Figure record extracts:
######

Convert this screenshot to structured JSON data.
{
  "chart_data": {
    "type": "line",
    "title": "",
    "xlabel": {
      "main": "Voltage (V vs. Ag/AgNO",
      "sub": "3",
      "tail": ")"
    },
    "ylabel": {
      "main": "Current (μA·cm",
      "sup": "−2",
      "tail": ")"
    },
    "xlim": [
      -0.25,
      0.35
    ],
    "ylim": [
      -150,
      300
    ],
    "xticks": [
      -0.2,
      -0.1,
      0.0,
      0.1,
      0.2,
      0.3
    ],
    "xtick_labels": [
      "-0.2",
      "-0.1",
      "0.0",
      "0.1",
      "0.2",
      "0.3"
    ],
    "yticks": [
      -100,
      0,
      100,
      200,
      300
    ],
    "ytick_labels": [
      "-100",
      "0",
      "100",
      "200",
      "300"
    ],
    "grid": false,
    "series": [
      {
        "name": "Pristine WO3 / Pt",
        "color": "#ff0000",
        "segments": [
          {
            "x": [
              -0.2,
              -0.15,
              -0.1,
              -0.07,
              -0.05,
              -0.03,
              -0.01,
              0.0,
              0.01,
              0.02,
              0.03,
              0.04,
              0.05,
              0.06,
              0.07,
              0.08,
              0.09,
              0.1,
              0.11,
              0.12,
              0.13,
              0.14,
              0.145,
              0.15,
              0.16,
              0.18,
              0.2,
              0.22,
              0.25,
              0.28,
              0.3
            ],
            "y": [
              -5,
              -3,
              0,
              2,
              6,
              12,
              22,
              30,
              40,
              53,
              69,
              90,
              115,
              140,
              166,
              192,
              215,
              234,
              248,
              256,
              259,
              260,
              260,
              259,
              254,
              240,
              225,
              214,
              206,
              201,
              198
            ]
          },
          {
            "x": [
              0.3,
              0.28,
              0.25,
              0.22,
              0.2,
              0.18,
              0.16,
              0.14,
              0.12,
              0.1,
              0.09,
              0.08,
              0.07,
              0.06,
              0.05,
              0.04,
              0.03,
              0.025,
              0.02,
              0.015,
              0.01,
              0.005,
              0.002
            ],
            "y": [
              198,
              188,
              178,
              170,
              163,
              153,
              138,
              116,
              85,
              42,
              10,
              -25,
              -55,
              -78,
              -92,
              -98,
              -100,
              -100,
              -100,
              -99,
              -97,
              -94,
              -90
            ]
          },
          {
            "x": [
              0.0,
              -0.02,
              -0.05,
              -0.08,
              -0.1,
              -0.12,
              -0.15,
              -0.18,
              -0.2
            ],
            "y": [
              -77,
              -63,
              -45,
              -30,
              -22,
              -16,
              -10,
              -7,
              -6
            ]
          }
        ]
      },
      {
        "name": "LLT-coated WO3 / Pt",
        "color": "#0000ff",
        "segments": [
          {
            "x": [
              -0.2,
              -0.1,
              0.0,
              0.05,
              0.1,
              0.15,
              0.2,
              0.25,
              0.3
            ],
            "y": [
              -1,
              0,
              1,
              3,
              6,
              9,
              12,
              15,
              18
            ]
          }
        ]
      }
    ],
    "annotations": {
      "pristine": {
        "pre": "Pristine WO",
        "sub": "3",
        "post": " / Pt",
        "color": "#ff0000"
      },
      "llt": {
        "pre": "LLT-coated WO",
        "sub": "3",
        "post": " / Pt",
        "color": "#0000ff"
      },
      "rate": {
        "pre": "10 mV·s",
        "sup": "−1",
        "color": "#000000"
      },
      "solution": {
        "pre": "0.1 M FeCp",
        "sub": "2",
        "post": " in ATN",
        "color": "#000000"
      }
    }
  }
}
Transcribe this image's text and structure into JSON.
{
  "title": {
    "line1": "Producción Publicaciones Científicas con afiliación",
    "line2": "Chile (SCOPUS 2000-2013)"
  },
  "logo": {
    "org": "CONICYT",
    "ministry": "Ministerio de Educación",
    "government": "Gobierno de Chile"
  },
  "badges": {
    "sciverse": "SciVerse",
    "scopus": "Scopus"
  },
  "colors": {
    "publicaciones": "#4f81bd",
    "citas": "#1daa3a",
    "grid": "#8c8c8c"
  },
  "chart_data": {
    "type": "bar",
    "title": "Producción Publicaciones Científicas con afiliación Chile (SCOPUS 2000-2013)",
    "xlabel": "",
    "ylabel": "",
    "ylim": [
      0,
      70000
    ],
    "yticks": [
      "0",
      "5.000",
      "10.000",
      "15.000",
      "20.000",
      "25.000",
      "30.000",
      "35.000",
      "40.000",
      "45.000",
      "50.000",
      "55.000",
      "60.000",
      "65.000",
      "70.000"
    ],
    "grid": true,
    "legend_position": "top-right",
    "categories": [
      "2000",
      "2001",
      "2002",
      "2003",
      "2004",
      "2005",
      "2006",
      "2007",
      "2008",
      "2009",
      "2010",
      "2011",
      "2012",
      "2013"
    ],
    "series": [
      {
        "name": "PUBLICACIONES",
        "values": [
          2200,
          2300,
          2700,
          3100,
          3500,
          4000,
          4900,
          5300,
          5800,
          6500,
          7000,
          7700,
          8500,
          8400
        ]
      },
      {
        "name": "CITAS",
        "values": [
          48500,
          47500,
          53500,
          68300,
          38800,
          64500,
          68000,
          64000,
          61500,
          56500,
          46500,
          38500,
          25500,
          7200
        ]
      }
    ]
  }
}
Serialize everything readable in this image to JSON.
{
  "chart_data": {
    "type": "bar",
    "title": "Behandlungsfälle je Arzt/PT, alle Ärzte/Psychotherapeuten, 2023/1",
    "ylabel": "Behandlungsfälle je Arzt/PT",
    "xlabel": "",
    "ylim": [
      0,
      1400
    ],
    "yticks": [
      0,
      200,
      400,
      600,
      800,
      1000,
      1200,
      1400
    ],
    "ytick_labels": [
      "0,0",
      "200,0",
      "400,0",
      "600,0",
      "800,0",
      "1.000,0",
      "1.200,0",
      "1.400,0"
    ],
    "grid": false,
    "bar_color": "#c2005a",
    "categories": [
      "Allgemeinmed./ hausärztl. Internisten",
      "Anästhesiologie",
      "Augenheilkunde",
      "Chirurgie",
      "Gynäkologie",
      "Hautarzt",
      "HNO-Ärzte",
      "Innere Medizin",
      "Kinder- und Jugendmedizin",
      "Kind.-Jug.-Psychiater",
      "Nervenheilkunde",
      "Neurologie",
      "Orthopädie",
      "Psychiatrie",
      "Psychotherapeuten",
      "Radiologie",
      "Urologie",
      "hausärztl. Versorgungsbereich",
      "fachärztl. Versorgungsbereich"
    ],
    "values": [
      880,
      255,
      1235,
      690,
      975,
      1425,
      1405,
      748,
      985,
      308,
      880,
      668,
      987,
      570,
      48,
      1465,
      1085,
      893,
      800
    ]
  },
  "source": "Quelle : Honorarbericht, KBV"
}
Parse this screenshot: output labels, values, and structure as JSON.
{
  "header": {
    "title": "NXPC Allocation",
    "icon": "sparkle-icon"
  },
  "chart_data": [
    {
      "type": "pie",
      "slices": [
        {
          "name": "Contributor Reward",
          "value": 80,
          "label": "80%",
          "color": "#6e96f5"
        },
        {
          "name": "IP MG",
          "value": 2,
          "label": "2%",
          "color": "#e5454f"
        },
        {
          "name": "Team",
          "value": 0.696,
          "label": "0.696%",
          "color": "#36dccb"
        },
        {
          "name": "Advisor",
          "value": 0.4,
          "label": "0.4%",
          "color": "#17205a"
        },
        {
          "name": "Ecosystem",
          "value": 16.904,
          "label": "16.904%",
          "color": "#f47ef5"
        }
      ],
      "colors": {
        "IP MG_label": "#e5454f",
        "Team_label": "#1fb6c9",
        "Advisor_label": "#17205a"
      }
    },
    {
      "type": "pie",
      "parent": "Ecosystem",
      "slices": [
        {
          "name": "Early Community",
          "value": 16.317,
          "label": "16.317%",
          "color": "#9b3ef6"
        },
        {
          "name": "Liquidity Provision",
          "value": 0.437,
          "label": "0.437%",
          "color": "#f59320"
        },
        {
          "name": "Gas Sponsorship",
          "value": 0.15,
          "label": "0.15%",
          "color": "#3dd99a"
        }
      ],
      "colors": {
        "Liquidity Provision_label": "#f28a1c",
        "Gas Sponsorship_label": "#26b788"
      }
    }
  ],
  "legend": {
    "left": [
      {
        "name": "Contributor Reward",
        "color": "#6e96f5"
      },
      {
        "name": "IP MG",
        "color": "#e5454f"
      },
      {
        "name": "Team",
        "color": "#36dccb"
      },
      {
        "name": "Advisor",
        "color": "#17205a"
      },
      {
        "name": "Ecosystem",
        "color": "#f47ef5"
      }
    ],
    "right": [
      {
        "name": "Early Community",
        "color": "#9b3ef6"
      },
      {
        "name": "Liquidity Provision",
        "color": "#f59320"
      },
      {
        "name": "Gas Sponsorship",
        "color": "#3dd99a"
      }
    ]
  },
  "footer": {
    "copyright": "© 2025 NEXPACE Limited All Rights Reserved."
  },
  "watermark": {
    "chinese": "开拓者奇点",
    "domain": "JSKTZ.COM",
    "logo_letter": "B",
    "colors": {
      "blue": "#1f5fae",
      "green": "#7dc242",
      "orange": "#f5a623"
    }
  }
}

######

TO BE DONE: Gather each line from the entries above that includes the word "Community".

ANSWER TO THIS EXERCISE:
          "name": "Early Community",
        "name": "Early Community",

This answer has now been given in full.